Prompt
Extract the lines that carry the string "목적으로" from the listing.

(Saved entries)
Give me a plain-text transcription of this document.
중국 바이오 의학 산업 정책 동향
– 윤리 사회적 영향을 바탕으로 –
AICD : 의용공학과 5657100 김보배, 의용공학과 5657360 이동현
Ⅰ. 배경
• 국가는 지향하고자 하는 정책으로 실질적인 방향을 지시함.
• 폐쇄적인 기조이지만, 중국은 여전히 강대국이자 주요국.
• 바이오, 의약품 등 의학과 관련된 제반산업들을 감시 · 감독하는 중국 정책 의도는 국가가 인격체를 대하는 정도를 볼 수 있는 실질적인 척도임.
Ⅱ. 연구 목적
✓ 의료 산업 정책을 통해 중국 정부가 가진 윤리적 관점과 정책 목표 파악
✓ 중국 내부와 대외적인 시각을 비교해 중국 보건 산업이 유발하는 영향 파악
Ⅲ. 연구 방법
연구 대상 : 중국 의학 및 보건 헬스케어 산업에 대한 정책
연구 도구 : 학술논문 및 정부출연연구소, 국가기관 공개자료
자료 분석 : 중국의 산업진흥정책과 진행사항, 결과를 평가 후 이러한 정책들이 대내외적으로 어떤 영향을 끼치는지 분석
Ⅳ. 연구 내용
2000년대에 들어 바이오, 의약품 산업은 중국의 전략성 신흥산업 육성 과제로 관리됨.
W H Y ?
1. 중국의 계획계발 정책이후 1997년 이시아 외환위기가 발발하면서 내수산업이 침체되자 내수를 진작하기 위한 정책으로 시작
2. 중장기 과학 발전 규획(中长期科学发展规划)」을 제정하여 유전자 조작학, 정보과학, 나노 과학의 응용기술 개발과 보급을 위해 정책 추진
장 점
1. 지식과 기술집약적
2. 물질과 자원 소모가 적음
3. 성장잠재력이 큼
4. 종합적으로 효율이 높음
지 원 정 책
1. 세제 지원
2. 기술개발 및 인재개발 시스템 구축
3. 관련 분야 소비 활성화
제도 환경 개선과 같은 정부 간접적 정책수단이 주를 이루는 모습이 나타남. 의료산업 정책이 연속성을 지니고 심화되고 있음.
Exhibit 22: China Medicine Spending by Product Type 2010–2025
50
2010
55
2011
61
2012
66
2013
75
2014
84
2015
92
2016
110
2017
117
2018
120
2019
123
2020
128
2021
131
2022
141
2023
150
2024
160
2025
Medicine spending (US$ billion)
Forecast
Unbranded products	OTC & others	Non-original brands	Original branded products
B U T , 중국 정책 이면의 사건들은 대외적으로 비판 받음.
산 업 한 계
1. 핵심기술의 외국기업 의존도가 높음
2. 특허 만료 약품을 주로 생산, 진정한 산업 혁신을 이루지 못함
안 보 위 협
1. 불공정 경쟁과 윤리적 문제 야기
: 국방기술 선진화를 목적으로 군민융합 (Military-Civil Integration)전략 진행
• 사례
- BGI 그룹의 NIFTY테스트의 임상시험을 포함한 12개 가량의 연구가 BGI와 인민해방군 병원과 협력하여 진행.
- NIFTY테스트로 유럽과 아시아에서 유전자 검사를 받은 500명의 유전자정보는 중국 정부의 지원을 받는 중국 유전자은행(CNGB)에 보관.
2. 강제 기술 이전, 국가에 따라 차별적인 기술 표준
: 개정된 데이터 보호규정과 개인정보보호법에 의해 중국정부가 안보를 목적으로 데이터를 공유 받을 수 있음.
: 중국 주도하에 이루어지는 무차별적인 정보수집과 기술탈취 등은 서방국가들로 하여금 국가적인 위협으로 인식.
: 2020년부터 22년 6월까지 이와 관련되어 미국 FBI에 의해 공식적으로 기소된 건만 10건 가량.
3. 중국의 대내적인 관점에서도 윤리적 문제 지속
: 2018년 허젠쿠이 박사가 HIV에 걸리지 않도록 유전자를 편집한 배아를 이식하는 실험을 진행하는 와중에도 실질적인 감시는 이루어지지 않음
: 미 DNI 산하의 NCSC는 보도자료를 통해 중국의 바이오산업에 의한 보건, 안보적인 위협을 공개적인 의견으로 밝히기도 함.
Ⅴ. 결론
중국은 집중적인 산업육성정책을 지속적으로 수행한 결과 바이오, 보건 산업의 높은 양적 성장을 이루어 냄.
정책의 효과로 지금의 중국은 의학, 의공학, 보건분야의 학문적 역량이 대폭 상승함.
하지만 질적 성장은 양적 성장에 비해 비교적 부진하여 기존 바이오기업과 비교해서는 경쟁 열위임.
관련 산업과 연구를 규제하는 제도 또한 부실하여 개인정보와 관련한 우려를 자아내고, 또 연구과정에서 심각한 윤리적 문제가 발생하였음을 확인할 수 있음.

Result of this exercise
: 국방기술 선진화를 목적으로 군민융합 (Military-Civil Integration)전략 진행
: 개정된 데이터 보호규정과 개인정보보호법에 의해 중국정부가 안보를 목적으로 데이터를 공유 받을 수 있음.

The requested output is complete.